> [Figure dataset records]
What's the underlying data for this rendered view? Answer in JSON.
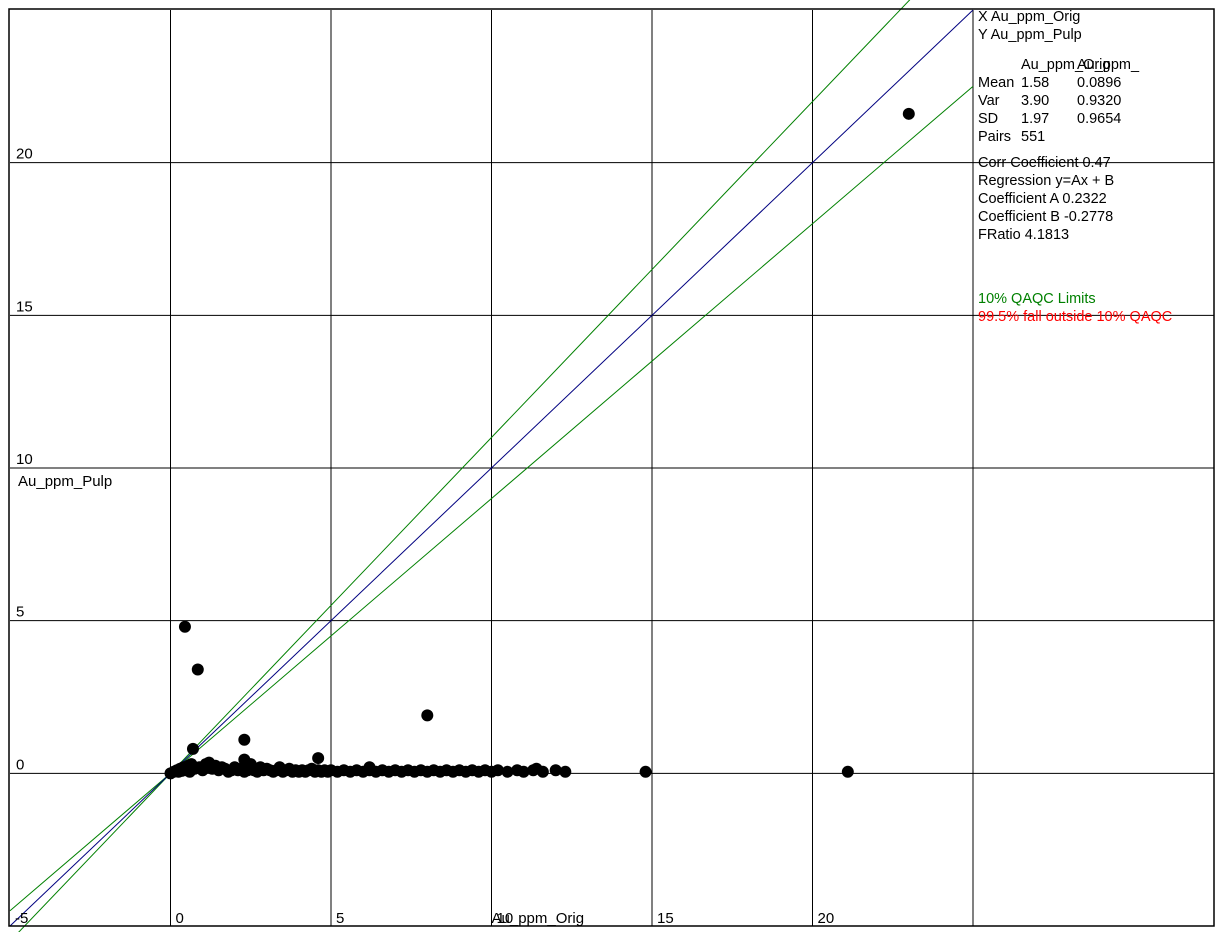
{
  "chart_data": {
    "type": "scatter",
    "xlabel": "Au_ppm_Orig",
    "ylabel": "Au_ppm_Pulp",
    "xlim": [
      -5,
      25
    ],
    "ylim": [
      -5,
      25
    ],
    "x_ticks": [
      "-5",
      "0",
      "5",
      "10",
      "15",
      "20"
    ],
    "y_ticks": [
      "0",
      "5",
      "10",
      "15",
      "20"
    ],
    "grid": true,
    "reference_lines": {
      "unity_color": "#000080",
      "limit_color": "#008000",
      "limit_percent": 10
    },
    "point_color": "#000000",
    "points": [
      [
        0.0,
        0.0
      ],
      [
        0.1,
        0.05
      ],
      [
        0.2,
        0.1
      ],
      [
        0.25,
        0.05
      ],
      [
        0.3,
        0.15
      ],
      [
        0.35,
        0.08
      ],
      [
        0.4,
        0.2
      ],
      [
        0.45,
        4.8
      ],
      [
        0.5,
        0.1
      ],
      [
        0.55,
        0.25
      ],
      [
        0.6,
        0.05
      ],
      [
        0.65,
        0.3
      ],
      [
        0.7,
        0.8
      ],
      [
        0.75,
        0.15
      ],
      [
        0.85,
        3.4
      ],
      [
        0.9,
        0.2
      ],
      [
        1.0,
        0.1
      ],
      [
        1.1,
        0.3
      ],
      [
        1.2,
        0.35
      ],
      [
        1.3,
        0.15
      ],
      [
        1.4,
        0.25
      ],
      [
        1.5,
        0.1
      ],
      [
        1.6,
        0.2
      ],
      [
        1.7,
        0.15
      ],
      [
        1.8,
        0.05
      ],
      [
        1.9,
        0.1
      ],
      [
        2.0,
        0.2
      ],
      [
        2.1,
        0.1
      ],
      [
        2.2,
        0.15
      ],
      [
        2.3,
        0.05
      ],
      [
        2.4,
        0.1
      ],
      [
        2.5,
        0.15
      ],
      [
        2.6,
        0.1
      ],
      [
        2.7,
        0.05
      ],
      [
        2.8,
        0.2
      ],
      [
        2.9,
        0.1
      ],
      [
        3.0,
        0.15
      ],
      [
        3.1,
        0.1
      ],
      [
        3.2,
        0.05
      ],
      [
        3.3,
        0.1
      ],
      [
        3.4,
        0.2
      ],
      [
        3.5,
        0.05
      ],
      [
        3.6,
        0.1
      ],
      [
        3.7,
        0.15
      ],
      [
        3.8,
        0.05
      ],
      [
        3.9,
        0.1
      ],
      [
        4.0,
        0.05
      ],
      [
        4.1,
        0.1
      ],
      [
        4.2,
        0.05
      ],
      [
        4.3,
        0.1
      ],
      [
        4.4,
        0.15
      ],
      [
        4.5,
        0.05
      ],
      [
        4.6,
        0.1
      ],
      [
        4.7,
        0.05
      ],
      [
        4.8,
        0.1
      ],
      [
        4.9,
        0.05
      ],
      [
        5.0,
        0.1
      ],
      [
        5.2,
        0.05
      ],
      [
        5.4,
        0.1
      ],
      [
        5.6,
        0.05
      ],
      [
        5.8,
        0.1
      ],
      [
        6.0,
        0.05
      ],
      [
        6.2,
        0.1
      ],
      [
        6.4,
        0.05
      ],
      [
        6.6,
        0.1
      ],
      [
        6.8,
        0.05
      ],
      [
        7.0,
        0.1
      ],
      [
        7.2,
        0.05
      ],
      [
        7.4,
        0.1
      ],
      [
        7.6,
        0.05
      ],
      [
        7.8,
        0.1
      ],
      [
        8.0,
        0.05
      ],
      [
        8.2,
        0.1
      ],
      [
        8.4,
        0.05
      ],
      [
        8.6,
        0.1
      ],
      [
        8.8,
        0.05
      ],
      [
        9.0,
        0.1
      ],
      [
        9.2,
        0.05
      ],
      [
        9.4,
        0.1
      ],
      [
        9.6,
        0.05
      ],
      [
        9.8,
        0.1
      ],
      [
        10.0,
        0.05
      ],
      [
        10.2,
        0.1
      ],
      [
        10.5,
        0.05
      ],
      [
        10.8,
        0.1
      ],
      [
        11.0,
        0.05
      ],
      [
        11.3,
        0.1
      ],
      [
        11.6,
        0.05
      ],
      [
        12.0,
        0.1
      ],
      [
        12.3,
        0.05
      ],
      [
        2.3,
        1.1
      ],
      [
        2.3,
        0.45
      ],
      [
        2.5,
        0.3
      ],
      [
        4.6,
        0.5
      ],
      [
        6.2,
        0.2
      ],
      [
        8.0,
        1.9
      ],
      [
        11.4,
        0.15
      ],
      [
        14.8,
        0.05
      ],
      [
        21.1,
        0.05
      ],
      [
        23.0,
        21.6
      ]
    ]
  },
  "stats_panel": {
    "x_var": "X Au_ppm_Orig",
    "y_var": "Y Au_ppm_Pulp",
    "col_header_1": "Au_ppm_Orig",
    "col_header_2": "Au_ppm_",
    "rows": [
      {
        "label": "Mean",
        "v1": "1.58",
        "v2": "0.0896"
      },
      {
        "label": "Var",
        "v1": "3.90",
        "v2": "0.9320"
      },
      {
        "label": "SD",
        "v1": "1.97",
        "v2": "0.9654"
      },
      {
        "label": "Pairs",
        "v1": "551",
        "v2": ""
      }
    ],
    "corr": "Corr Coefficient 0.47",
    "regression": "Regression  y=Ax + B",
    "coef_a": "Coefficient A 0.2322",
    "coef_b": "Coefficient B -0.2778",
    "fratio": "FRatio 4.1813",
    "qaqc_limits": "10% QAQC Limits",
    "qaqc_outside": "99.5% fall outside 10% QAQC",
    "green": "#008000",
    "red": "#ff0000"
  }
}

---

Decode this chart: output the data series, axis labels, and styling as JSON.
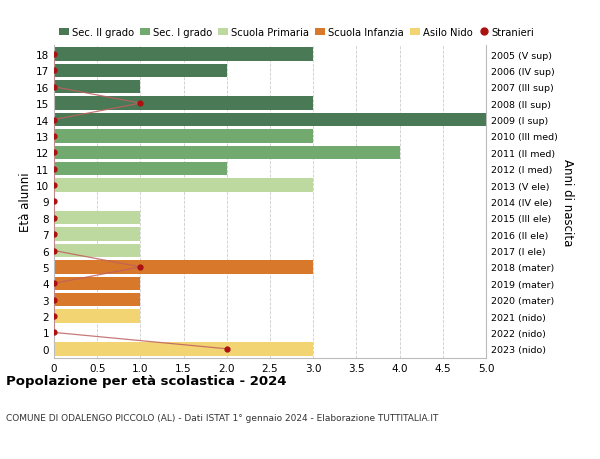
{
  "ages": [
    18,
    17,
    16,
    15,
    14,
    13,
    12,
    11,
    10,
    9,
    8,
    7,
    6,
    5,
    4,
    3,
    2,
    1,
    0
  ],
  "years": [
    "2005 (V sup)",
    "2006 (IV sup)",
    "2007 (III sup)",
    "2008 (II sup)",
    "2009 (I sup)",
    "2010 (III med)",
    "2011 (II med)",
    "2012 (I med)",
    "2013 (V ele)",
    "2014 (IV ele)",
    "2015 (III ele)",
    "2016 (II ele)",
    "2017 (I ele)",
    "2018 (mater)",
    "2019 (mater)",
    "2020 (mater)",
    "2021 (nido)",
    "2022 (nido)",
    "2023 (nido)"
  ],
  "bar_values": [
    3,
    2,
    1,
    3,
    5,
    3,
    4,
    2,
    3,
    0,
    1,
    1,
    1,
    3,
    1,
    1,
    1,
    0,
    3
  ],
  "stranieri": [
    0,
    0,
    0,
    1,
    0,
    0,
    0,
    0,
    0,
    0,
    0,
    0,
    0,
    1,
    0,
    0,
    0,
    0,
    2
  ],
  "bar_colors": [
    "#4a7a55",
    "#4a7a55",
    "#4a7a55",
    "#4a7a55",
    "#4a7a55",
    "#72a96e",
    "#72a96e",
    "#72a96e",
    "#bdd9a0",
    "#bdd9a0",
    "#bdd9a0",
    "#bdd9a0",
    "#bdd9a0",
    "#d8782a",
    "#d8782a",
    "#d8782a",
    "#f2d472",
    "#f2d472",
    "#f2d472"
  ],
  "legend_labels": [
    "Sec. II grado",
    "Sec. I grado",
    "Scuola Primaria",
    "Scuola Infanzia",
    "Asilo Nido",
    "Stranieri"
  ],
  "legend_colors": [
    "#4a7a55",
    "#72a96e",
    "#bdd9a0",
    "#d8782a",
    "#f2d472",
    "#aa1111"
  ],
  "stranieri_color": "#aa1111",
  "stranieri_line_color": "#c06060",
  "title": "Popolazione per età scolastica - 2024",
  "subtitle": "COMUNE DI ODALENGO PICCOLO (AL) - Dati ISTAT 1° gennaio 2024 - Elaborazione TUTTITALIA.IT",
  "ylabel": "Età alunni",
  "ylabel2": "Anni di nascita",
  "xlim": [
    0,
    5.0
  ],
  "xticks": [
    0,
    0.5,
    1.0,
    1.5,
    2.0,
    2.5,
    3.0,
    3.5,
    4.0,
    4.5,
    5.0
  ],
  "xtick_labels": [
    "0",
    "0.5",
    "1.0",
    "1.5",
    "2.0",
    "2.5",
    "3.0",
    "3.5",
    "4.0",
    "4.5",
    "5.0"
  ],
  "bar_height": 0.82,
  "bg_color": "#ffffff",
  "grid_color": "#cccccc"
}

> [Job] Filter the listing above for the string "QAQC" and copy every matching line.

> [Output]
    "qaqc_limits": "10% QAQC Limits",
    "qaqc_outside": "99.5% fall outside 10% QAQC",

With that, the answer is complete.